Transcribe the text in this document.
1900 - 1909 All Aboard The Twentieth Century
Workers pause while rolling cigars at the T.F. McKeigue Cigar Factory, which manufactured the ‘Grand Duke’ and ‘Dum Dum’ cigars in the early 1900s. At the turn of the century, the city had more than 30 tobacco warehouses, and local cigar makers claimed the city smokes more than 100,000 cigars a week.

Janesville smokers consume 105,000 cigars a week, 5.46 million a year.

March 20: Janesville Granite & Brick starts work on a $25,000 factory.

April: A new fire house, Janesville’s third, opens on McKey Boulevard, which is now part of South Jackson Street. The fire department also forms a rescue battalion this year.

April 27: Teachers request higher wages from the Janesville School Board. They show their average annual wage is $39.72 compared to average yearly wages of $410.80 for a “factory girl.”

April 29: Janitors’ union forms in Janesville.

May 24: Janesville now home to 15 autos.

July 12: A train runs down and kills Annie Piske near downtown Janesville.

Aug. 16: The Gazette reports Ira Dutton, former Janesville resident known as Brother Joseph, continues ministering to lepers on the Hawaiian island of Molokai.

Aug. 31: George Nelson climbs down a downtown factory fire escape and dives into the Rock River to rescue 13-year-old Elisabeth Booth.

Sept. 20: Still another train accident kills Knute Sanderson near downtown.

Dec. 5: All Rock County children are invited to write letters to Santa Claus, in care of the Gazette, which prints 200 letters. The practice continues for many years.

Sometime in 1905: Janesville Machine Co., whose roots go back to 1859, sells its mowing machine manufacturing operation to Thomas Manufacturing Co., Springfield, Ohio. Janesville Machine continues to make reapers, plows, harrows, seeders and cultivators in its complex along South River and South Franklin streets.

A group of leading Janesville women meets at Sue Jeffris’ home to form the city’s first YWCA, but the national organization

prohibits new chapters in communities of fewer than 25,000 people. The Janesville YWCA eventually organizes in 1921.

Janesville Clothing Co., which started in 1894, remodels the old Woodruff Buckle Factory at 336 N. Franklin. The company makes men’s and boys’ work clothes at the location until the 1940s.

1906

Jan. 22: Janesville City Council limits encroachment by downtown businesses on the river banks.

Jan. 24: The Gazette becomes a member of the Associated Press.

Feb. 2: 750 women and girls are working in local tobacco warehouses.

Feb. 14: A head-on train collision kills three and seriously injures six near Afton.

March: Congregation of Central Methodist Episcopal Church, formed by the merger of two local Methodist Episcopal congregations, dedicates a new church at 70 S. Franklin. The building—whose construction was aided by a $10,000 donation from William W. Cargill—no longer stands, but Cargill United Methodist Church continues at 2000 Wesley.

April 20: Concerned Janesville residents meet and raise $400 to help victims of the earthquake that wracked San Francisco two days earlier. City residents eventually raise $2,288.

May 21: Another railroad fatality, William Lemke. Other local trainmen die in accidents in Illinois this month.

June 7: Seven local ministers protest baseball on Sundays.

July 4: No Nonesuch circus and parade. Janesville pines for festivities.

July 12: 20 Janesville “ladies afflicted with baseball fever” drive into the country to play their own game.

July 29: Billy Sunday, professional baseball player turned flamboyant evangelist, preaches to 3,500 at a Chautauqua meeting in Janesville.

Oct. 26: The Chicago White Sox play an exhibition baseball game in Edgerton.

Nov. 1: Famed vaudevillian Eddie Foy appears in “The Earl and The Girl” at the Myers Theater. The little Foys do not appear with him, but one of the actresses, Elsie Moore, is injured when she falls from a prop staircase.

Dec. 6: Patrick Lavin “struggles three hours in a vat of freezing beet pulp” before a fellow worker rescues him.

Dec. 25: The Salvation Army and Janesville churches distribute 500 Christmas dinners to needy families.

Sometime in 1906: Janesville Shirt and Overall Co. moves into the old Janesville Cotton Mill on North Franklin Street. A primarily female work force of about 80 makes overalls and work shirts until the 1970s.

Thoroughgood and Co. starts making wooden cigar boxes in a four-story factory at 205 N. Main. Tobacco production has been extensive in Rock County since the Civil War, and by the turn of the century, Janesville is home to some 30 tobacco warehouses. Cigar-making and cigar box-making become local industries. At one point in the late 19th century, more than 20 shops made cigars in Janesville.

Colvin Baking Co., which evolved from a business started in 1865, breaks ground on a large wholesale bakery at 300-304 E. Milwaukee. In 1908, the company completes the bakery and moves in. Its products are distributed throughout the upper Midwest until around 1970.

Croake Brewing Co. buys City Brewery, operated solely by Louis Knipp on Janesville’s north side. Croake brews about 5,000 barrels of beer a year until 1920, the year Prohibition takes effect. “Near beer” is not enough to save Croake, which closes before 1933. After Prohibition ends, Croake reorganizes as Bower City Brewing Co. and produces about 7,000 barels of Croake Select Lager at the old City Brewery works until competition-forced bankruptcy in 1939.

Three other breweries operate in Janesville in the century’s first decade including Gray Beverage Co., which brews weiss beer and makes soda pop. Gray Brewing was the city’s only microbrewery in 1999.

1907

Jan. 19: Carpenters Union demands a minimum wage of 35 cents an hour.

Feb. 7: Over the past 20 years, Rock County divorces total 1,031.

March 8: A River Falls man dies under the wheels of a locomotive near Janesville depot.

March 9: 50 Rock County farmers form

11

What the exercise asks -
Type out the whole listing above again, exactly as it stands.

Output below -
Transcribe the text in this document.
1900 - 1909 All Aboard The Twentieth Century
Workers pause while rolling cigars at the T.F. McKeigue Cigar Factory, which manufactured the ‘Grand Duke’ and ‘Dum Dum’ cigars in the early 1900s. At the turn of the century, the city had more than 30 tobacco warehouses, and local cigar makers claimed the city smokes more than 100,000 cigars a week.

Janesville smokers consume 105,000 cigars a week, 5.46 million a year.

March 20: Janesville Granite & Brick starts work on a $25,000 factory.

April: A new fire house, Janesville’s third, opens on McKey Boulevard, which is now part of South Jackson Street. The fire department also forms a rescue battalion this year.

April 27: Teachers request higher wages from the Janesville School Board. They show their average annual wage is $39.72 compared to average yearly wages of $410.80 for a “factory girl.”

April 29: Janitors’ union forms in Janesville.

May 24: Janesville now home to 15 autos.

July 12: A train runs down and kills Annie Piske near downtown Janesville.

Aug. 16: The Gazette reports Ira Dutton, former Janesville resident known as Brother Joseph, continues ministering to lepers on the Hawaiian island of Molokai.

Aug. 31: George Nelson climbs down a downtown factory fire escape and dives into the Rock River to rescue 13-year-old Elisabeth Booth.

Sept. 20: Still another train accident kills Knute Sanderson near downtown.

Dec. 5: All Rock County children are invited to write letters to Santa Claus, in care of the Gazette, which prints 200 letters. The practice continues for many years.

Sometime in 1905: Janesville Machine Co., whose roots go back to 1859, sells its mowing machine manufacturing operation to Thomas Manufacturing Co., Springfield, Ohio. Janesville Machine continues to make reapers, plows, harrows, seeders and cultivators in its complex along South River and South Franklin streets.

A group of leading Janesville women meets at Sue Jeffris’ home to form the city’s first YWCA, but the national organization

prohibits new chapters in communities of fewer than 25,000 people. The Janesville YWCA eventually organizes in 1921.

Janesville Clothing Co., which started in 1894, remodels the old Woodruff Buckle Factory at 336 N. Franklin. The company makes men’s and boys’ work clothes at the location until the 1940s.

1906

Jan. 22: Janesville City Council limits encroachment by downtown businesses on the river banks.

Jan. 24: The Gazette becomes a member of the Associated Press.

Feb. 2: 750 women and girls are working in local tobacco warehouses.

Feb. 14: A head-on train collision kills three and seriously injures six near Afton.

March: Congregation of Central Methodist Episcopal Church, formed by the merger of two local Methodist Episcopal congregations, dedicates a new church at 70 S. Franklin. The building—whose construction was aided by a $10,000 donation from William W. Cargill—no longer stands, but Cargill United Methodist Church continues at 2000 Wesley.

April 20: Concerned Janesville residents meet and raise $400 to help victims of the earthquake that wracked San Francisco two days earlier. City residents eventually raise $2,288.

May 21: Another railroad fatality, William Lemke. Other local trainmen die in accidents in Illinois this month.

June 7: Seven local ministers protest baseball on Sundays.

July 4: No Nonesuch circus and parade. Janesville pines for festivities.

July 12: 20 Janesville “ladies afflicted with baseball fever” drive into the country to play their own game.

July 29: Billy Sunday, professional baseball player turned flamboyant evangelist, preaches to 3,500 at a Chautauqua meeting in Janesville.

Oct. 26: The Chicago White Sox play an exhibition baseball game in Edgerton.

Nov. 1: Famed vaudevillian Eddie Foy appears in “The Earl and The Girl” at the Myers Theater. The little Foys do not appear with him, but one of the actresses, Elsie Moore, is injured when she falls from a prop staircase.

Dec. 6: Patrick Lavin “struggles three hours in a vat of freezing beet pulp” before a fellow worker rescues him.

Dec. 25: The Salvation Army and Janesville churches distribute 500 Christmas dinners to needy families.

Sometime in 1906: Janesville Shirt and Overall Co. moves into the old Janesville Cotton Mill on North Franklin Street. A primarily female work force of about 80 makes overalls and work shirts until the 1970s.

Thoroughgood and Co. starts making wooden cigar boxes in a four-story factory at 205 N. Main. Tobacco production has been extensive in Rock County since the Civil War, and by the turn of the century, Janesville is home to some 30 tobacco warehouses. Cigar-making and cigar box-making become local industries. At one point in the late 19th century, more than 20 shops made cigars in Janesville.

Colvin Baking Co., which evolved from a business started in 1865, breaks ground on a large wholesale bakery at 300-304 E. Milwaukee. In 1908, the company completes the bakery and moves in. Its products are distributed throughout the upper Midwest until around 1970.

Croake Brewing Co. buys City Brewery, operated solely by Louis Knipp on Janesville’s north side. Croake brews about 5,000 barrels of beer a year until 1920, the year Prohibition takes effect. “Near beer” is not enough to save Croake, which closes before 1933. After Prohibition ends, Croake reorganizes as Bower City Brewing Co. and produces about 7,000 barels of Croake Select Lager at the old City Brewery works until competition-forced bankruptcy in 1939.

Three other breweries operate in Janesville in the century’s first decade including Gray Beverage Co., which brews weiss beer and makes soda pop. Gray Brewing was the city’s only microbrewery in 1999.

1907

Jan. 19: Carpenters Union demands a minimum wage of 35 cents an hour.

Feb. 7: Over the past 20 years, Rock County divorces total 1,031.

March 8: A River Falls man dies under the wheels of a locomotive near Janesville depot.

March 9: 50 Rock County farmers form

11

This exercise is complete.